═════ SUPPLIED DATA ═════
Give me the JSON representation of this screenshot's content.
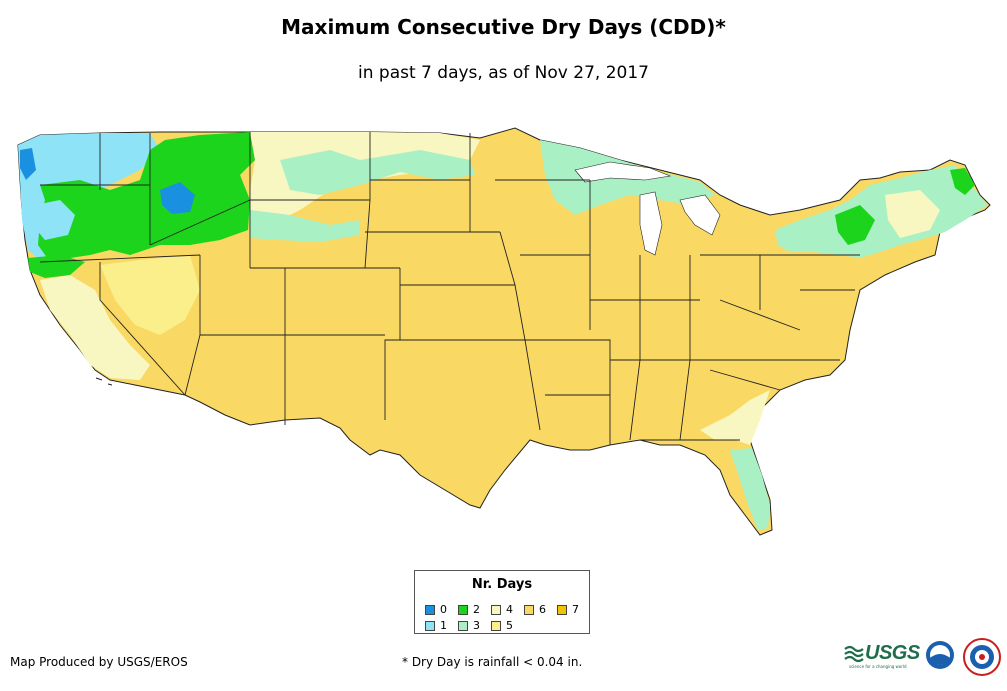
{
  "title": "Maximum Consecutive Dry Days (CDD)*",
  "subtitle": "in past 7 days, as of Nov 27, 2017",
  "legend": {
    "title": "Nr. Days",
    "items": [
      {
        "label": "0",
        "color": "#1a90e0"
      },
      {
        "label": "1",
        "color": "#8fe3f7"
      },
      {
        "label": "2",
        "color": "#1bd41b"
      },
      {
        "label": "3",
        "color": "#a9f0c5"
      },
      {
        "label": "4",
        "color": "#f9f7c1"
      },
      {
        "label": "5",
        "color": "#faef8a"
      },
      {
        "label": "6",
        "color": "#f9d864"
      },
      {
        "label": "7",
        "color": "#f5c200"
      }
    ]
  },
  "footer": {
    "producer": "Map Produced by USGS/EROS",
    "footnote": "* Dry Day is rainfall < 0.04 in."
  },
  "logos": {
    "usgs": "USGS",
    "usgs_tagline": "science for a changing world"
  },
  "colors": {
    "state_border": "#222222",
    "background": "#ffffff"
  }
}
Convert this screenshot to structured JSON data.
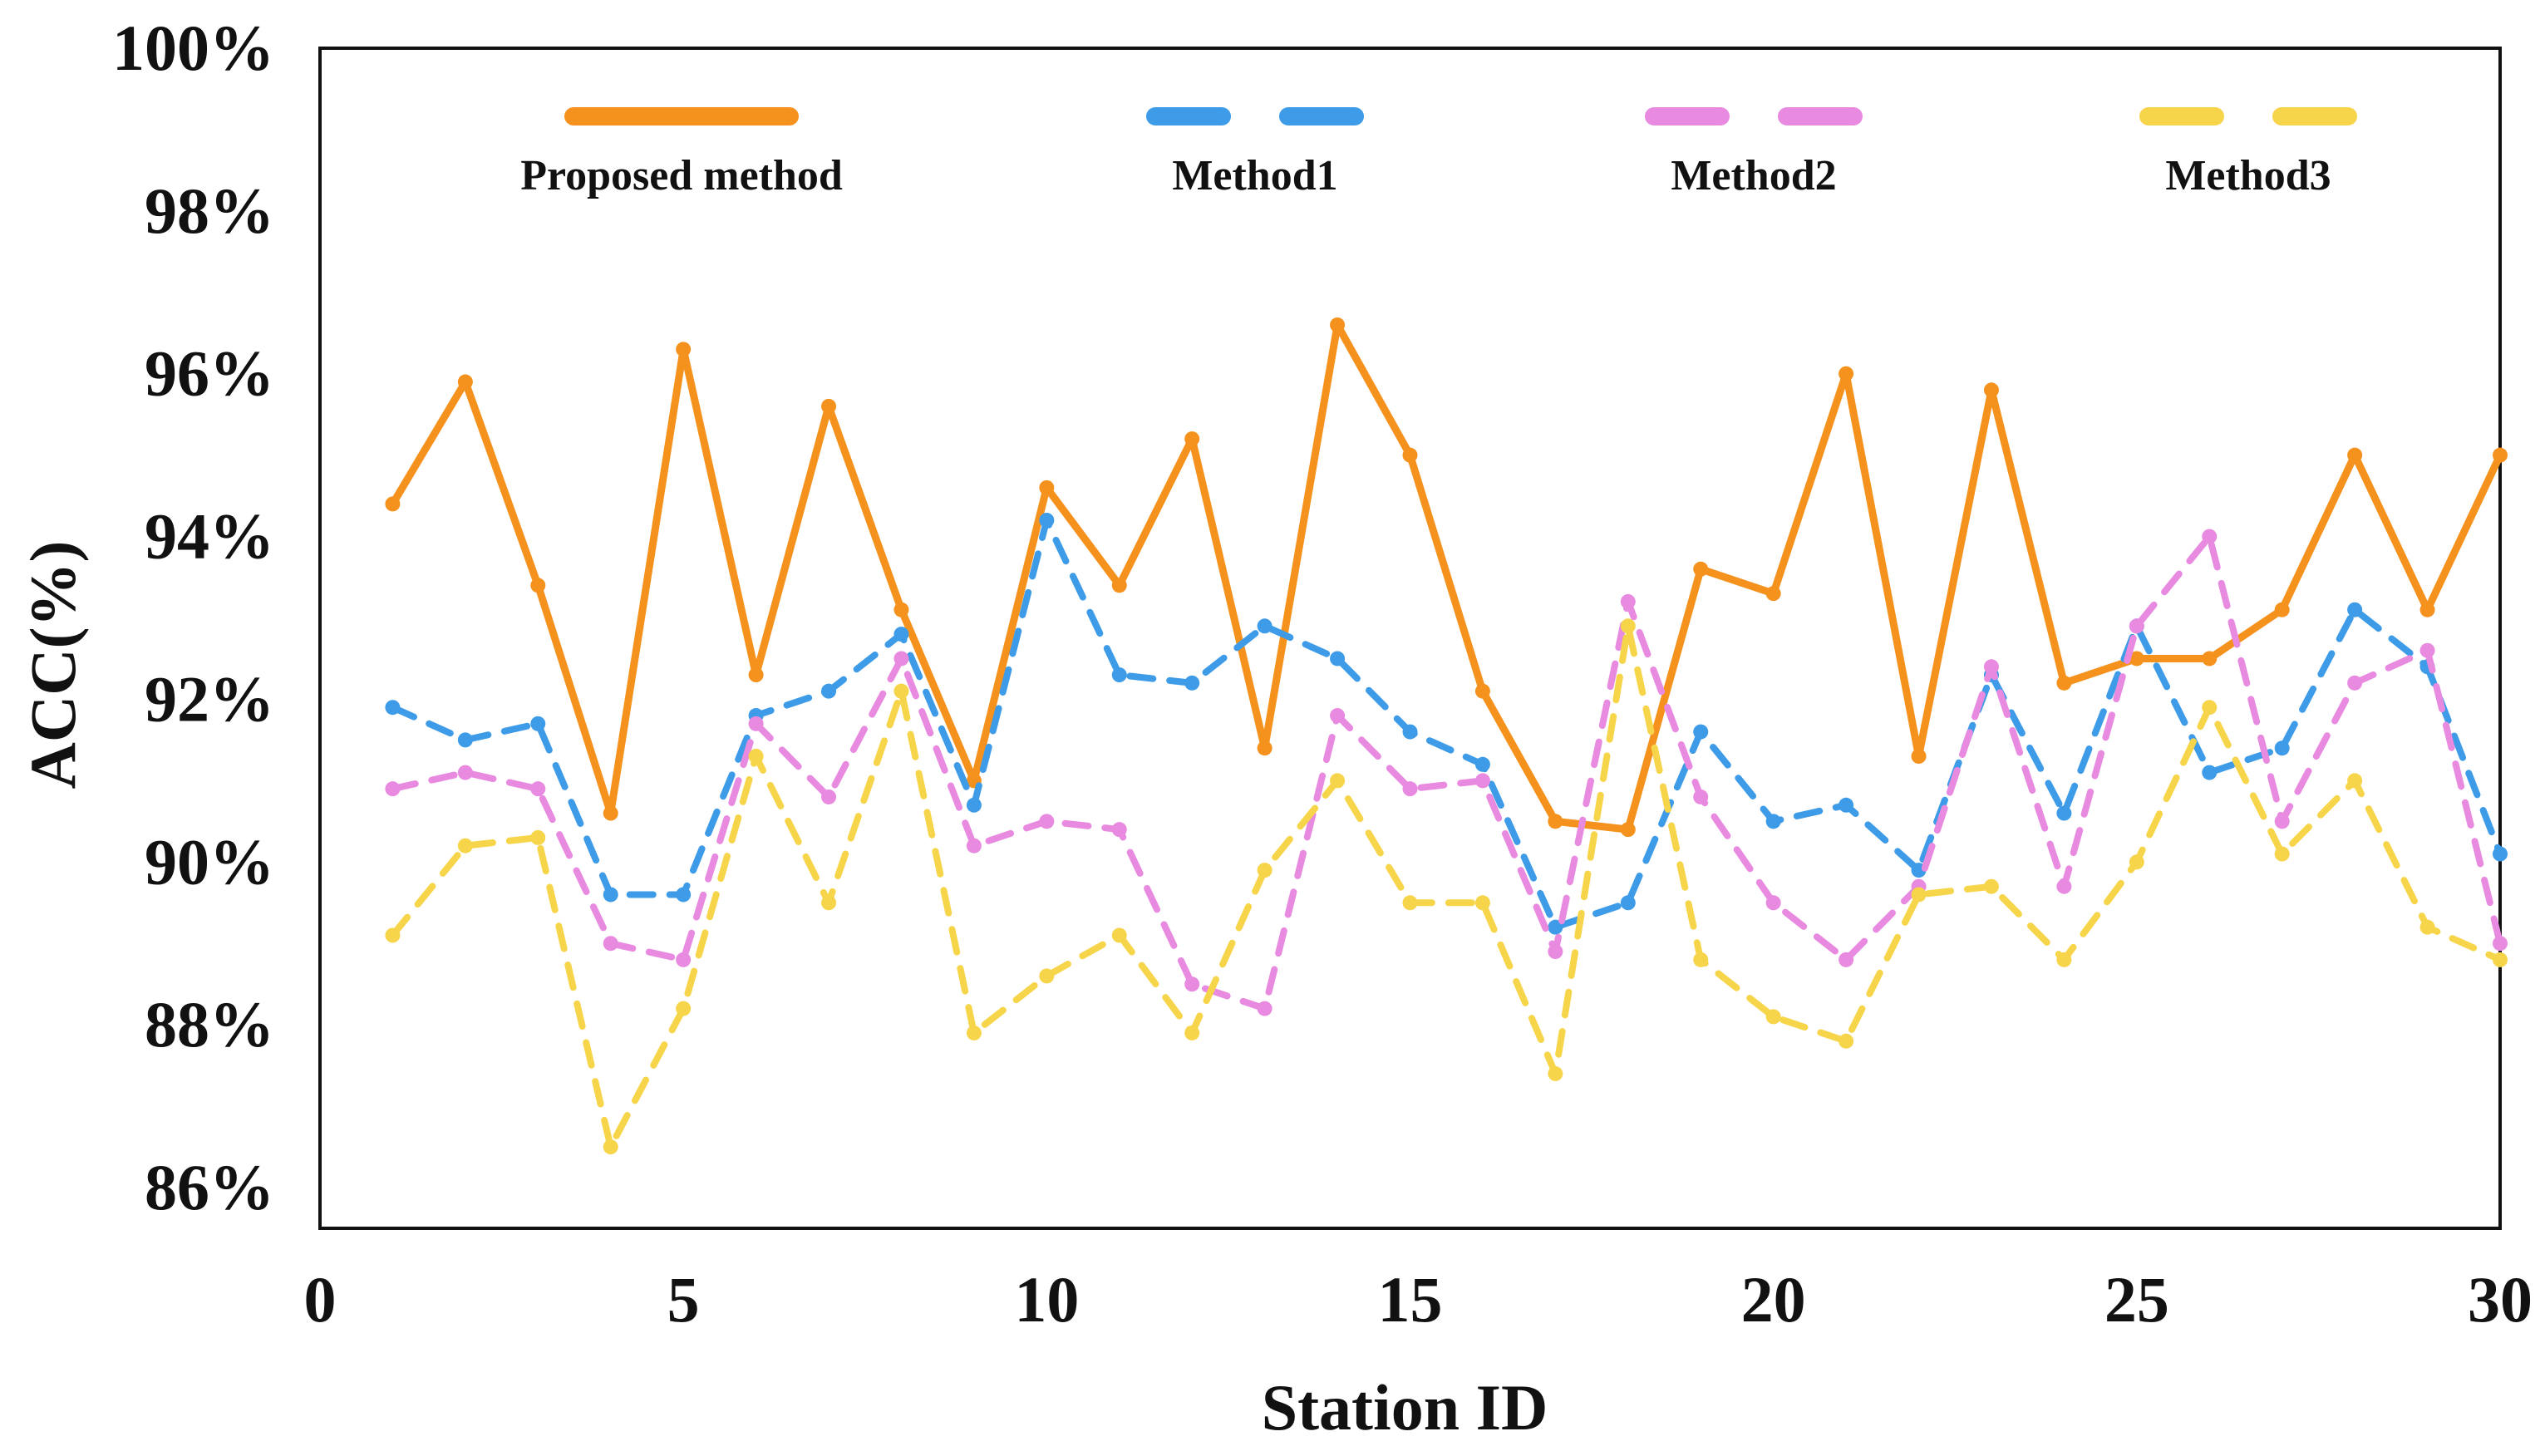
{
  "chart_data": {
    "type": "line",
    "title": "",
    "xlabel": "Station ID",
    "ylabel": "ACC(%)",
    "xlim": [
      0,
      30
    ],
    "ylim": [
      85.5,
      100
    ],
    "xticks": [
      0,
      5,
      10,
      15,
      20,
      25,
      30
    ],
    "yticks": [
      86,
      88,
      90,
      92,
      94,
      96,
      98,
      100
    ],
    "ytick_labels": [
      "86%",
      "88%",
      "90%",
      "92%",
      "94%",
      "96%",
      "98%",
      "100%"
    ],
    "grid": false,
    "legend_position": "top",
    "x": [
      1,
      2,
      3,
      4,
      5,
      6,
      7,
      8,
      9,
      10,
      11,
      12,
      13,
      14,
      15,
      16,
      17,
      18,
      19,
      20,
      21,
      22,
      23,
      24,
      25,
      26,
      27,
      28,
      29,
      30
    ],
    "series": [
      {
        "name": "Proposed method",
        "color": "#F5921E",
        "style": "solid",
        "values": [
          94.4,
          95.9,
          93.4,
          90.6,
          96.3,
          92.3,
          95.6,
          93.1,
          91.0,
          94.6,
          93.4,
          95.2,
          91.4,
          96.6,
          95.0,
          92.1,
          90.5,
          90.4,
          93.6,
          93.3,
          96.0,
          91.3,
          95.8,
          92.2,
          92.5,
          92.5,
          93.1,
          95.0,
          93.1,
          95.0
        ]
      },
      {
        "name": "Method1",
        "color": "#3E9BE8",
        "style": "dashed",
        "values": [
          91.9,
          91.5,
          91.7,
          89.6,
          89.6,
          91.8,
          92.1,
          92.8,
          90.7,
          94.2,
          92.3,
          92.2,
          92.9,
          92.5,
          91.6,
          91.2,
          89.2,
          89.5,
          91.6,
          90.5,
          90.7,
          89.9,
          92.3,
          90.6,
          92.9,
          91.1,
          91.4,
          93.1,
          92.4,
          90.1
        ]
      },
      {
        "name": "Method2",
        "color": "#E88AE0",
        "style": "dashed",
        "values": [
          90.9,
          91.1,
          90.9,
          89.0,
          88.8,
          91.7,
          90.8,
          92.5,
          90.2,
          90.5,
          90.4,
          88.5,
          88.2,
          91.8,
          90.9,
          91.0,
          88.9,
          93.2,
          90.8,
          89.5,
          88.8,
          89.7,
          92.4,
          89.7,
          92.9,
          94.0,
          90.5,
          92.2,
          92.6,
          89.0
        ]
      },
      {
        "name": "Method3",
        "color": "#F7D54A",
        "style": "dashed",
        "values": [
          89.1,
          90.2,
          90.3,
          86.5,
          88.2,
          91.3,
          89.5,
          92.1,
          87.9,
          88.6,
          89.1,
          87.9,
          89.9,
          91.0,
          89.5,
          89.5,
          87.4,
          92.9,
          88.8,
          88.1,
          87.8,
          89.6,
          89.7,
          88.8,
          90.0,
          91.9,
          90.1,
          91.0,
          89.2,
          88.8
        ]
      }
    ]
  }
}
═════
▸ **JOB**
Return the material exactly as given, apart from the pictures.

▸ **SOLUTION TO THIS TASK**
Give me the JSON representation of this screenshot's content.
{
  "title": "Maximum Consecutive Dry Days (CDD)*",
  "subtitle": "in past 7 days, as of Nov 27, 2017",
  "legend": {
    "title": "Nr. Days",
    "items": [
      {
        "label": "0",
        "color": "#1a90e0"
      },
      {
        "label": "1",
        "color": "#8fe3f7"
      },
      {
        "label": "2",
        "color": "#1bd41b"
      },
      {
        "label": "3",
        "color": "#a9f0c5"
      },
      {
        "label": "4",
        "color": "#f9f7c1"
      },
      {
        "label": "5",
        "color": "#faef8a"
      },
      {
        "label": "6",
        "color": "#f9d864"
      },
      {
        "label": "7",
        "color": "#f5c200"
      }
    ]
  },
  "footer": {
    "producer": "Map Produced by USGS/EROS",
    "footnote": "* Dry Day is rainfall < 0.04 in."
  },
  "logos": {
    "usgs": "USGS",
    "usgs_tagline": "science for a changing world"
  },
  "colors": {
    "state_border": "#222222",
    "background": "#ffffff"
  }
}
Convert this screenshot to structured JSON data.
{
  "chart_data": {
    "type": "line",
    "title": "",
    "xlabel": "Station ID",
    "ylabel": "ACC(%)",
    "xlim": [
      0,
      30
    ],
    "ylim": [
      85.5,
      100
    ],
    "xticks": [
      0,
      5,
      10,
      15,
      20,
      25,
      30
    ],
    "yticks": [
      86,
      88,
      90,
      92,
      94,
      96,
      98,
      100
    ],
    "ytick_labels": [
      "86%",
      "88%",
      "90%",
      "92%",
      "94%",
      "96%",
      "98%",
      "100%"
    ],
    "grid": false,
    "legend_position": "top",
    "x": [
      1,
      2,
      3,
      4,
      5,
      6,
      7,
      8,
      9,
      10,
      11,
      12,
      13,
      14,
      15,
      16,
      17,
      18,
      19,
      20,
      21,
      22,
      23,
      24,
      25,
      26,
      27,
      28,
      29,
      30
    ],
    "series": [
      {
        "name": "Proposed method",
        "color": "#F5921E",
        "style": "solid",
        "values": [
          94.4,
          95.9,
          93.4,
          90.6,
          96.3,
          92.3,
          95.6,
          93.1,
          91.0,
          94.6,
          93.4,
          95.2,
          91.4,
          96.6,
          95.0,
          92.1,
          90.5,
          90.4,
          93.6,
          93.3,
          96.0,
          91.3,
          95.8,
          92.2,
          92.5,
          92.5,
          93.1,
          95.0,
          93.1,
          95.0
        ]
      },
      {
        "name": "Method1",
        "color": "#3E9BE8",
        "style": "dashed",
        "values": [
          91.9,
          91.5,
          91.7,
          89.6,
          89.6,
          91.8,
          92.1,
          92.8,
          90.7,
          94.2,
          92.3,
          92.2,
          92.9,
          92.5,
          91.6,
          91.2,
          89.2,
          89.5,
          91.6,
          90.5,
          90.7,
          89.9,
          92.3,
          90.6,
          92.9,
          91.1,
          91.4,
          93.1,
          92.4,
          90.1
        ]
      },
      {
        "name": "Method2",
        "color": "#E88AE0",
        "style": "dashed",
        "values": [
          90.9,
          91.1,
          90.9,
          89.0,
          88.8,
          91.7,
          90.8,
          92.5,
          90.2,
          90.5,
          90.4,
          88.5,
          88.2,
          91.8,
          90.9,
          91.0,
          88.9,
          93.2,
          90.8,
          89.5,
          88.8,
          89.7,
          92.4,
          89.7,
          92.9,
          94.0,
          90.5,
          92.2,
          92.6,
          89.0
        ]
      },
      {
        "name": "Method3",
        "color": "#F7D54A",
        "style": "dashed",
        "values": [
          89.1,
          90.2,
          90.3,
          86.5,
          88.2,
          91.3,
          89.5,
          92.1,
          87.9,
          88.6,
          89.1,
          87.9,
          89.9,
          91.0,
          89.5,
          89.5,
          87.4,
          92.9,
          88.8,
          88.1,
          87.8,
          89.6,
          89.7,
          88.8,
          90.0,
          91.9,
          90.1,
          91.0,
          89.2,
          88.8
        ]
      }
    ]
  }
}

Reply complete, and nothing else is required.